* _Records that describe figures_:
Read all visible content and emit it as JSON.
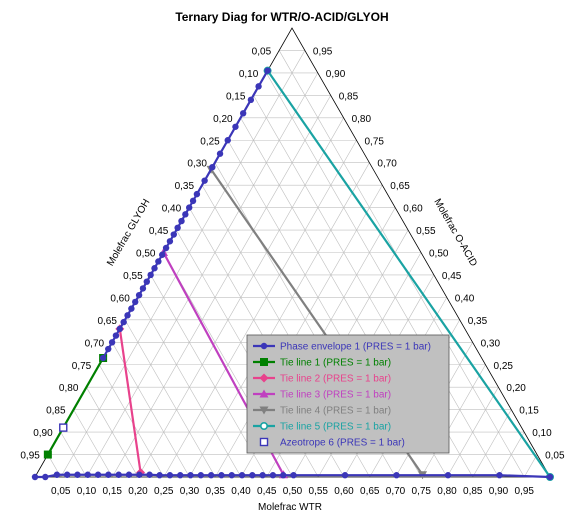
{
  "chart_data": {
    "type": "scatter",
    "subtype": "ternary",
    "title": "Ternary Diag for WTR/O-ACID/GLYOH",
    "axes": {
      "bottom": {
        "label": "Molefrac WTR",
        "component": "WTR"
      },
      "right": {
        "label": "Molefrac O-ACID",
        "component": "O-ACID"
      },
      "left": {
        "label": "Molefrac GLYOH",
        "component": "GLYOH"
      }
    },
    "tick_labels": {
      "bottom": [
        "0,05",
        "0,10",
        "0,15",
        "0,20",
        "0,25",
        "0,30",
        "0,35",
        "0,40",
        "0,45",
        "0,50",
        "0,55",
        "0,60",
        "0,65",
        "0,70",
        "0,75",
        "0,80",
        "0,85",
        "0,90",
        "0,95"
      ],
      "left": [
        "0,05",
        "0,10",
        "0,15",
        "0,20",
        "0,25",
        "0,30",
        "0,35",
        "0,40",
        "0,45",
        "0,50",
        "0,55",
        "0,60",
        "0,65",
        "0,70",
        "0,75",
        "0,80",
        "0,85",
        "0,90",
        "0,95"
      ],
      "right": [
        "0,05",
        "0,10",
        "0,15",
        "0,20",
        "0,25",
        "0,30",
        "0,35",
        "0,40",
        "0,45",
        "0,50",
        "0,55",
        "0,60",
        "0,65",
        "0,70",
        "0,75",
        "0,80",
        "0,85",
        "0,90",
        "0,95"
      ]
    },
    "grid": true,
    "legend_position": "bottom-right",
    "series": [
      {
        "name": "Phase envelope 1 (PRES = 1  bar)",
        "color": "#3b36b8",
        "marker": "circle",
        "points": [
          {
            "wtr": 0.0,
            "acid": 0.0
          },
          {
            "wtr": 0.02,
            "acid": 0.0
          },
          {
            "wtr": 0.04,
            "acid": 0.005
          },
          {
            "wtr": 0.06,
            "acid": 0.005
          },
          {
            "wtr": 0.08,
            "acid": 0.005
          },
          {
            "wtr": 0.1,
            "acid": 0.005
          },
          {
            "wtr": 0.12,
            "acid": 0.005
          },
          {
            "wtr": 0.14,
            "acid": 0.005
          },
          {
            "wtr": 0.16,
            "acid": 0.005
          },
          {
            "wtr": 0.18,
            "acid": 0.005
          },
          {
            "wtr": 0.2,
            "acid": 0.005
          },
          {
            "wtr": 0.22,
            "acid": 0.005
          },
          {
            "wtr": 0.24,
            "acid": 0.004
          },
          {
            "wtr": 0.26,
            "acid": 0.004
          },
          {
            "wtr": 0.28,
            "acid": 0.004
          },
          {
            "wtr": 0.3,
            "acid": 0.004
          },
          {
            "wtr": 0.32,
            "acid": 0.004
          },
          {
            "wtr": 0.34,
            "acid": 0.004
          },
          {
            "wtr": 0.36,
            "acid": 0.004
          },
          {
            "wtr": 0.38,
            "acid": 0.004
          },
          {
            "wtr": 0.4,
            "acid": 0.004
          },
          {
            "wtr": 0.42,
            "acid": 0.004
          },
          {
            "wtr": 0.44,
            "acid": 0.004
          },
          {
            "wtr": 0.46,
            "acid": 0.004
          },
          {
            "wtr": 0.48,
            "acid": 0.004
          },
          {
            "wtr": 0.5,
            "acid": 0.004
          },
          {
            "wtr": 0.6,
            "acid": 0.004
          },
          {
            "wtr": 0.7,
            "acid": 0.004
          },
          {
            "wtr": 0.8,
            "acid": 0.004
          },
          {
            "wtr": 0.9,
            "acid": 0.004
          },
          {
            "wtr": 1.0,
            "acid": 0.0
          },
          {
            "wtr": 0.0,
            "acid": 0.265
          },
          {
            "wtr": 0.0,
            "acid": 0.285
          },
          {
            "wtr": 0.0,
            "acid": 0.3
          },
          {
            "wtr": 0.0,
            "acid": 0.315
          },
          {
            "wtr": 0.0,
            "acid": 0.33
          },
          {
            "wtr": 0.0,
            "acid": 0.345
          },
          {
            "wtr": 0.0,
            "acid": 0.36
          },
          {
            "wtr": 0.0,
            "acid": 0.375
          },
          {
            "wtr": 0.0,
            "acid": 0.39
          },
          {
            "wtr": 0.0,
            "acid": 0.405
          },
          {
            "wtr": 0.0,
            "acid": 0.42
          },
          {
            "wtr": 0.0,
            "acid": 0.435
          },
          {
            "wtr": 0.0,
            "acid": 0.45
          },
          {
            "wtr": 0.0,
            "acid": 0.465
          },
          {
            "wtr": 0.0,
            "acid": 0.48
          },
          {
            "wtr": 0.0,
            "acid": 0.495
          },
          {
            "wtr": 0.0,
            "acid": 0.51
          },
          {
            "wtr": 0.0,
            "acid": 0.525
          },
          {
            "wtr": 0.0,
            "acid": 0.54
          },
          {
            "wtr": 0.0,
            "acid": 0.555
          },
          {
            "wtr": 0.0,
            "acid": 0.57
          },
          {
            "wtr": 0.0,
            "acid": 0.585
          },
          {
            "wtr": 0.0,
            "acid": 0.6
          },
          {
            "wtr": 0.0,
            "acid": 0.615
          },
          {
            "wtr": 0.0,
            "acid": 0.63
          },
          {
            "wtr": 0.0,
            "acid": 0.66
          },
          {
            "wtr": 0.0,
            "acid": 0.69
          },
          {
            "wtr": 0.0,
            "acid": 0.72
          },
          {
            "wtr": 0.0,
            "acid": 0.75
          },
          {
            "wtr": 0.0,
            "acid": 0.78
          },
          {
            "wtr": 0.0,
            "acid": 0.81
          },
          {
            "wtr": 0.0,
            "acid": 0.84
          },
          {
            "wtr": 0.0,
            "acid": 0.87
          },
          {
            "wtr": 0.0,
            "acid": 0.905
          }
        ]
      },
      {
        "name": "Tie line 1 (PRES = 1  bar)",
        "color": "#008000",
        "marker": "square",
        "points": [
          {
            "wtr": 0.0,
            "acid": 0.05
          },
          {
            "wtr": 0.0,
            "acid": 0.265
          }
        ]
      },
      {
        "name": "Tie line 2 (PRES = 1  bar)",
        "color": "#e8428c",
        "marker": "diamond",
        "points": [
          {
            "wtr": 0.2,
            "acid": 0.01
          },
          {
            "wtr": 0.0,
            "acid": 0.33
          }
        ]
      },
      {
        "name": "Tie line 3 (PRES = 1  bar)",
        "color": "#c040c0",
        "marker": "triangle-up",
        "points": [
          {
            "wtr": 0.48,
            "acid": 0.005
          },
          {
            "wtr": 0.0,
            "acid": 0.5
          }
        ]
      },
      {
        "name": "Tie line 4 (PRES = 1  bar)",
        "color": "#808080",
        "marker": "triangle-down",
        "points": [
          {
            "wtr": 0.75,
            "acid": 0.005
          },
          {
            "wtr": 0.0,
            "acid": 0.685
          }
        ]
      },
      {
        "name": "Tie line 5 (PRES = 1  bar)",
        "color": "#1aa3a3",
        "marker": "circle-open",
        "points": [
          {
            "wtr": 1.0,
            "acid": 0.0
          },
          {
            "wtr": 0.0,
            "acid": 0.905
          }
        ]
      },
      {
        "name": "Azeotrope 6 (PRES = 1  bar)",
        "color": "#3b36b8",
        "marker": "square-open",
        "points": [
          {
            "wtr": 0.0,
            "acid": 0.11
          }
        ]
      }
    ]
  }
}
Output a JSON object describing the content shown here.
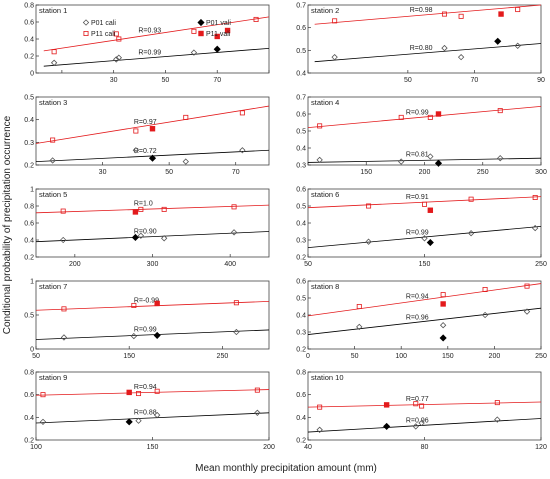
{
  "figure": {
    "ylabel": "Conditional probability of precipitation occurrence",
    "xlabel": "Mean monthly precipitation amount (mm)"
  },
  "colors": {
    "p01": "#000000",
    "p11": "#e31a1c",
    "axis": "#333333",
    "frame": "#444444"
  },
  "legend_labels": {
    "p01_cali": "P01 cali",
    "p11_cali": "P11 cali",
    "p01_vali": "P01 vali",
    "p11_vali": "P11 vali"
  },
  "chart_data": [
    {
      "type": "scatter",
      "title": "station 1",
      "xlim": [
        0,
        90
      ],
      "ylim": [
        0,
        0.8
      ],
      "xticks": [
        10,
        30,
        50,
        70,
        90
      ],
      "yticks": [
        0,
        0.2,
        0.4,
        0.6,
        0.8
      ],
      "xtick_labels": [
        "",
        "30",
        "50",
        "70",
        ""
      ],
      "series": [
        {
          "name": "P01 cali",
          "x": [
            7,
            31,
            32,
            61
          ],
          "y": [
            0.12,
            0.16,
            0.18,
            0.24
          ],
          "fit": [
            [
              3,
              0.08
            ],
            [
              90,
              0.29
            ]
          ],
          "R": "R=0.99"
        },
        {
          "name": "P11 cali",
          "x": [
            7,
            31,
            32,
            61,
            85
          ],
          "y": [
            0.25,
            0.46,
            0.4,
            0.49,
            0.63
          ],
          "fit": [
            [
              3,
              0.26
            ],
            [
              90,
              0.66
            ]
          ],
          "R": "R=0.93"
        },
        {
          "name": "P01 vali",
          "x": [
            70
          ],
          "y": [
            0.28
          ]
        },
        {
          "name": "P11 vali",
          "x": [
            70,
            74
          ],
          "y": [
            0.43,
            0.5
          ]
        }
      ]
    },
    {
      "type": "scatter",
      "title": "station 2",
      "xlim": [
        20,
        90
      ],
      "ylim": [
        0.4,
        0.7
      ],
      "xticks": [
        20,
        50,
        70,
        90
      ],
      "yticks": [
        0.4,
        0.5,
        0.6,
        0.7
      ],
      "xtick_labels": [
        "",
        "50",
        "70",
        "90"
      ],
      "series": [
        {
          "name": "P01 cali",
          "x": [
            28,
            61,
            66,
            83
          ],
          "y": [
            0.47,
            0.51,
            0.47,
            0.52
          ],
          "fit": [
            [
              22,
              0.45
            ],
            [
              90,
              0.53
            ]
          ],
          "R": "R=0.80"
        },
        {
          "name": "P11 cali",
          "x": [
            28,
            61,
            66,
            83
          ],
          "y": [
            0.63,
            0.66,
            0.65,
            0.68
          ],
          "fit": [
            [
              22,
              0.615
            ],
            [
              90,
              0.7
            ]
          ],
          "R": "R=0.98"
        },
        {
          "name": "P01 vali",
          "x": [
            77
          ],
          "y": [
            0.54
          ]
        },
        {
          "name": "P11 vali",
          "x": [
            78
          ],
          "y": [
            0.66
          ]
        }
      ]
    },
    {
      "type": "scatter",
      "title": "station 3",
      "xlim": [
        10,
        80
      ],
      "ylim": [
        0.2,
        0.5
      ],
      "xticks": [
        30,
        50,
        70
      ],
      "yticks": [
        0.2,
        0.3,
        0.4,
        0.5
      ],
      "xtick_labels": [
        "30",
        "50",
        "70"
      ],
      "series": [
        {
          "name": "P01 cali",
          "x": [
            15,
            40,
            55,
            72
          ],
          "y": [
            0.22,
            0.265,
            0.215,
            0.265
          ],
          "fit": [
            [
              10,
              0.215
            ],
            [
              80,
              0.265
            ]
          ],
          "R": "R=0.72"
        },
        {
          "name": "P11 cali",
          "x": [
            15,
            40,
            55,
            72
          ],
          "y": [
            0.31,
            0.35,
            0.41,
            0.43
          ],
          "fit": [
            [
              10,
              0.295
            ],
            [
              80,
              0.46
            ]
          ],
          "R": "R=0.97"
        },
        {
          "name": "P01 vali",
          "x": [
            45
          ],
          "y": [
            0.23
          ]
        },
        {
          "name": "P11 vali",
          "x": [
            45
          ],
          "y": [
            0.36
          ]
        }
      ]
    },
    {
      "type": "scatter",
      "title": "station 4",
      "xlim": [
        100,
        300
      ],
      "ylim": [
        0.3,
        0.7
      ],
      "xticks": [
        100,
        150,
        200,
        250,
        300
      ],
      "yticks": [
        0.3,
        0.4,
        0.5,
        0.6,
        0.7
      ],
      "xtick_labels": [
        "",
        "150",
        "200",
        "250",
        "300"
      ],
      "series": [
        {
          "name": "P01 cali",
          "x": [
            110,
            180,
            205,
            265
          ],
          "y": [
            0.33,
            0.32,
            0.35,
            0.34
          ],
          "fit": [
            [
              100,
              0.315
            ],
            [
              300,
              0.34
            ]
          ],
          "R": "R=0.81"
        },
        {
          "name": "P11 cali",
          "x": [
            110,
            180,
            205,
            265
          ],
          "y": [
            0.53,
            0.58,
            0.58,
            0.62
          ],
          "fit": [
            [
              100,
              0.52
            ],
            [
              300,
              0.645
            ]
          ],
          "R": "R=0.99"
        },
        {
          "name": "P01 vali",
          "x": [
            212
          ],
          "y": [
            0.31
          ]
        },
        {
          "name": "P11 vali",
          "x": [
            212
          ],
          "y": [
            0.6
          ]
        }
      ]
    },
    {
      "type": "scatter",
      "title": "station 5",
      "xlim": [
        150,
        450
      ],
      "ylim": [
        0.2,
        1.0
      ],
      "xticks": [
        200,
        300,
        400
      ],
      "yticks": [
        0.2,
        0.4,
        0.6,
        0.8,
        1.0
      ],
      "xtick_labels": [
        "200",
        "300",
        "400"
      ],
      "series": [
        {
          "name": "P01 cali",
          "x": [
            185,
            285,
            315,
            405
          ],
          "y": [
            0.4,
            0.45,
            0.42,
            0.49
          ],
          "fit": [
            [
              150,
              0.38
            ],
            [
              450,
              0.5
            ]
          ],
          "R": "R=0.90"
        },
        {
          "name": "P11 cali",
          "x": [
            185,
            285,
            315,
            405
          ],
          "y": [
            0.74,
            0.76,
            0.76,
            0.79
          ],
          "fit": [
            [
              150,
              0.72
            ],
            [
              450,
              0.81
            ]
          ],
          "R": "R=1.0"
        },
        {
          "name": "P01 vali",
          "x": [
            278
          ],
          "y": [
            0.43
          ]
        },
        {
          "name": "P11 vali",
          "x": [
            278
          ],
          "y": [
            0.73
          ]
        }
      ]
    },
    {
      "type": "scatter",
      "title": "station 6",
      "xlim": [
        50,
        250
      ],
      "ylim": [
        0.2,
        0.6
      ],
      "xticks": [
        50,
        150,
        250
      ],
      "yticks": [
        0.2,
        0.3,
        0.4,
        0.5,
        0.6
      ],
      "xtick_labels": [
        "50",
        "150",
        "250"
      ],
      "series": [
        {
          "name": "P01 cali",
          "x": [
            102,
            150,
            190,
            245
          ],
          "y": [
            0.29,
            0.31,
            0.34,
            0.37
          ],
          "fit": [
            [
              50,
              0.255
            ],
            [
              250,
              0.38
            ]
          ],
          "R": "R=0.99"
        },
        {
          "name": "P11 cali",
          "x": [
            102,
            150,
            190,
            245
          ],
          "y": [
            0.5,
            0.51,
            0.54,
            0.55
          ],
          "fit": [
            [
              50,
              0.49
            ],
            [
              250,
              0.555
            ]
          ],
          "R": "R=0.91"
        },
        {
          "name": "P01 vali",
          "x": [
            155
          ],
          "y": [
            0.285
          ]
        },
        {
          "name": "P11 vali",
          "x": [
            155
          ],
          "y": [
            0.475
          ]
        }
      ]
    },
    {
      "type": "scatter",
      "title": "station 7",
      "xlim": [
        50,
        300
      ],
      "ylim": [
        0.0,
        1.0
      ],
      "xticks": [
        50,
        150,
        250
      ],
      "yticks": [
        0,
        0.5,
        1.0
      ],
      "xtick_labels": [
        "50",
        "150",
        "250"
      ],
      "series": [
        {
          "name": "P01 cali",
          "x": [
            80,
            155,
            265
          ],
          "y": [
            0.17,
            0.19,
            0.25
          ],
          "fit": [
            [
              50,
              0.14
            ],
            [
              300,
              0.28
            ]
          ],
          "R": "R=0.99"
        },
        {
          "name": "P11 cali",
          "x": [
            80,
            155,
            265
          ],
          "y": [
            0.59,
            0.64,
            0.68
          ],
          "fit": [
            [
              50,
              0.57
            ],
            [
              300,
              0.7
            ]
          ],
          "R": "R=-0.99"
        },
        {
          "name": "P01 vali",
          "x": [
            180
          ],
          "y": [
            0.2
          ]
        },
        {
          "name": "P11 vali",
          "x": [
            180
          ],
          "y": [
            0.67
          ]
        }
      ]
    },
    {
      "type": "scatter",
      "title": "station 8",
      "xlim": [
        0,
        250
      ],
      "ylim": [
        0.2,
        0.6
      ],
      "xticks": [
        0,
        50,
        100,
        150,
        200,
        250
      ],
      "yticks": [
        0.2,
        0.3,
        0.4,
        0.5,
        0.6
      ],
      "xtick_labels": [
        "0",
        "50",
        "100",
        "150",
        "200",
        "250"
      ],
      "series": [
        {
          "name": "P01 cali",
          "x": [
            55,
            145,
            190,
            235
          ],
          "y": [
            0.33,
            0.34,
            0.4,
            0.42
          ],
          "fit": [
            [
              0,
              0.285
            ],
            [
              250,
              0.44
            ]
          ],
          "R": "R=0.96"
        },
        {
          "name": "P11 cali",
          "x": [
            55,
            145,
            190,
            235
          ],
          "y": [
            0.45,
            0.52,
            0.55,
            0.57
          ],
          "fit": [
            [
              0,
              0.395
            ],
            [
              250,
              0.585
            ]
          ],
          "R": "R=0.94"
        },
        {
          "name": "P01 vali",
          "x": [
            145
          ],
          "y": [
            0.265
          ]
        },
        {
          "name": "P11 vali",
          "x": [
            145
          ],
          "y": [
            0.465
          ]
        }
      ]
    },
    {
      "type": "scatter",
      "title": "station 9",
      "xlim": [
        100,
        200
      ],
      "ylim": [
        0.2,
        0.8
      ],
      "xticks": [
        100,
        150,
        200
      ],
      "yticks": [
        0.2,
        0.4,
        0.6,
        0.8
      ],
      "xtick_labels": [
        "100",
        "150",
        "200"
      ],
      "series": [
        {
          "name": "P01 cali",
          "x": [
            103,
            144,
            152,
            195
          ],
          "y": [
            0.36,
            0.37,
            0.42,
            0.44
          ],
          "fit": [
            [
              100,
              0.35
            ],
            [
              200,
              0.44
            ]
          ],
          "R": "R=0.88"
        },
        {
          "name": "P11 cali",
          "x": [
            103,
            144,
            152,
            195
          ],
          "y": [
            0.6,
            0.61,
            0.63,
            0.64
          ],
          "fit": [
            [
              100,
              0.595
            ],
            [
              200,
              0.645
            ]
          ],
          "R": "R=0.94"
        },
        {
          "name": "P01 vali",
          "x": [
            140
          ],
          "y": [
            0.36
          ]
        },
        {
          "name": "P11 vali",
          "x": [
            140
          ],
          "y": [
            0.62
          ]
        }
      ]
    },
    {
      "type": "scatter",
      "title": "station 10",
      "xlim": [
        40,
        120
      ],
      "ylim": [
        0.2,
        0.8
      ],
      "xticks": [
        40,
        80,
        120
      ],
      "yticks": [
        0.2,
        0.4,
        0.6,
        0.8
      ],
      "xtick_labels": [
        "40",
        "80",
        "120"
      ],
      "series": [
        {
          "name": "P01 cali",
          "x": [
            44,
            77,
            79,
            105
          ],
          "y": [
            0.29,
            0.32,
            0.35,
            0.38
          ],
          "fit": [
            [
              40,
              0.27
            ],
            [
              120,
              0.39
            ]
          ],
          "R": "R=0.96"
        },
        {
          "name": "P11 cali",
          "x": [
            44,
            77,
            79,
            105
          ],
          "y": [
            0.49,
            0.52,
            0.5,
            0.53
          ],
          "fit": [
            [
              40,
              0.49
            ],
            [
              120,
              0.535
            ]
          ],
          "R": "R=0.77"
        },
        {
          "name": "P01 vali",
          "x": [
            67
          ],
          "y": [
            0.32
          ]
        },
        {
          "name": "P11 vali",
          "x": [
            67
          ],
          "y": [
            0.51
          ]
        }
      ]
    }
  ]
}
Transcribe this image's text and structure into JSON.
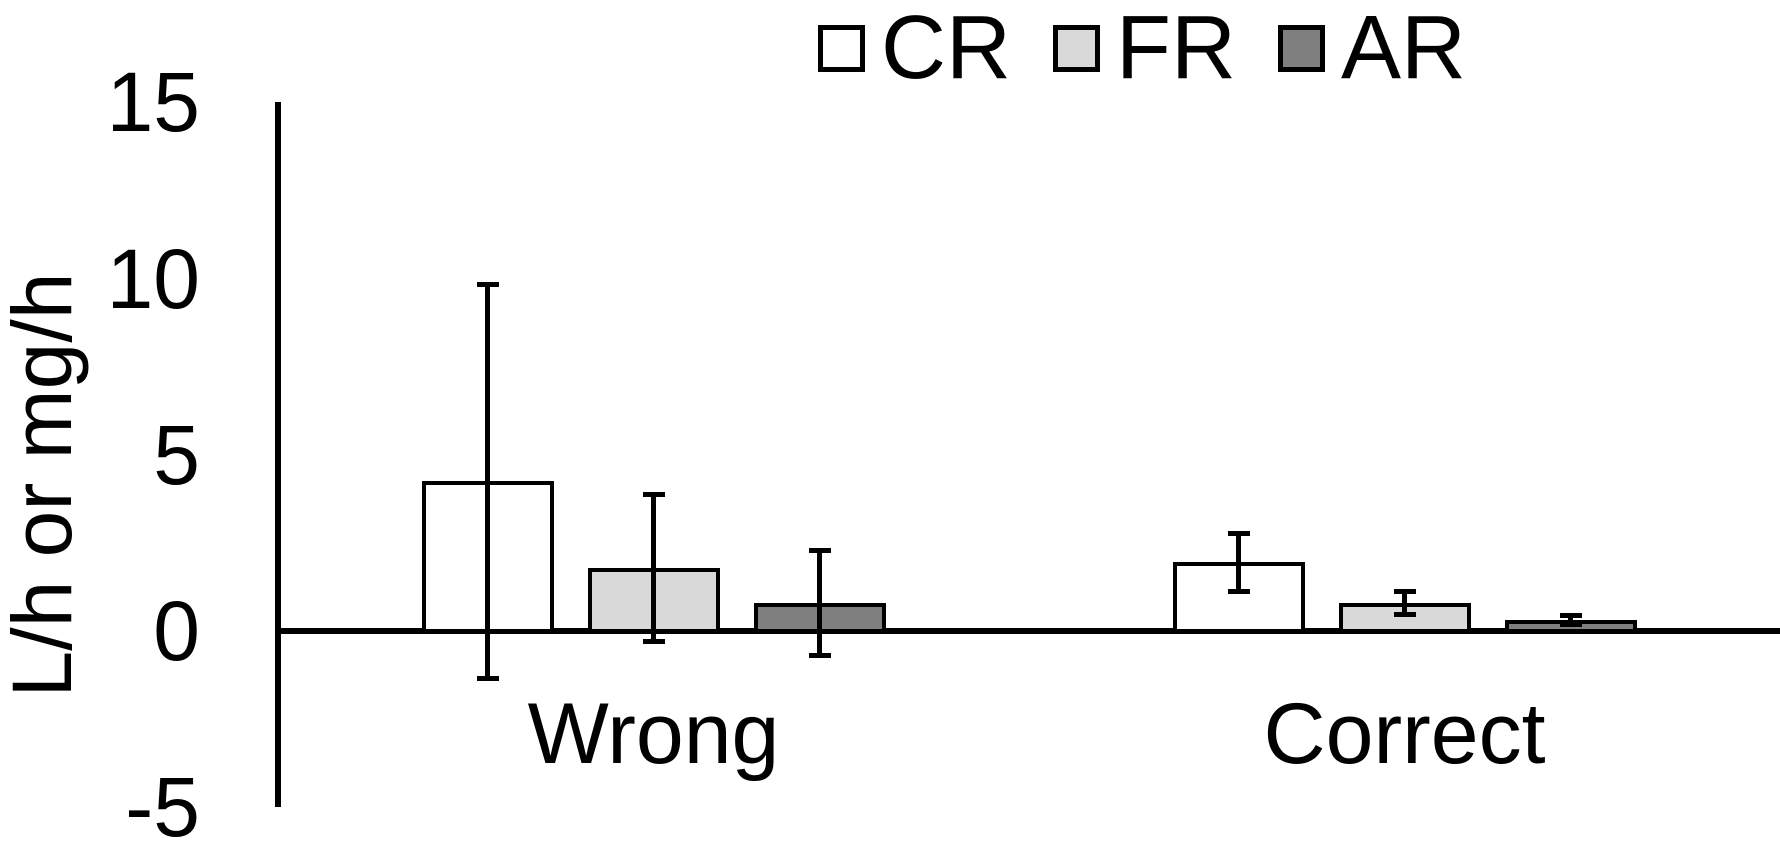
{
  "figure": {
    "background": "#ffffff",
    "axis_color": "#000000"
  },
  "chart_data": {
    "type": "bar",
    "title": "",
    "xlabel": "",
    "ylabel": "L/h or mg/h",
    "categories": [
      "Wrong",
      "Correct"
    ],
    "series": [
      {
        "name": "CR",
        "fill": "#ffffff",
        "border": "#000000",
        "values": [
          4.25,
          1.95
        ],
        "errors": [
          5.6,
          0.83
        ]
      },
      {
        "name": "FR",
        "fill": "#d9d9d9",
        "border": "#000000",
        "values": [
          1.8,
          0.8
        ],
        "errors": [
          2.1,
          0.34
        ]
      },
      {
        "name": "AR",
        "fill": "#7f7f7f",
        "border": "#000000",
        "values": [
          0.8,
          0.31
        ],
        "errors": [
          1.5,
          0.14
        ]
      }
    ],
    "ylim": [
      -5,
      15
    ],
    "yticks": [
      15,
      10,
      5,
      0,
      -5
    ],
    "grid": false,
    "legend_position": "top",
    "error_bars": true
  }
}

* _What to work on_: Work out the number of lines above that include the string "JSON" and write only that number.

* _Response below_: 3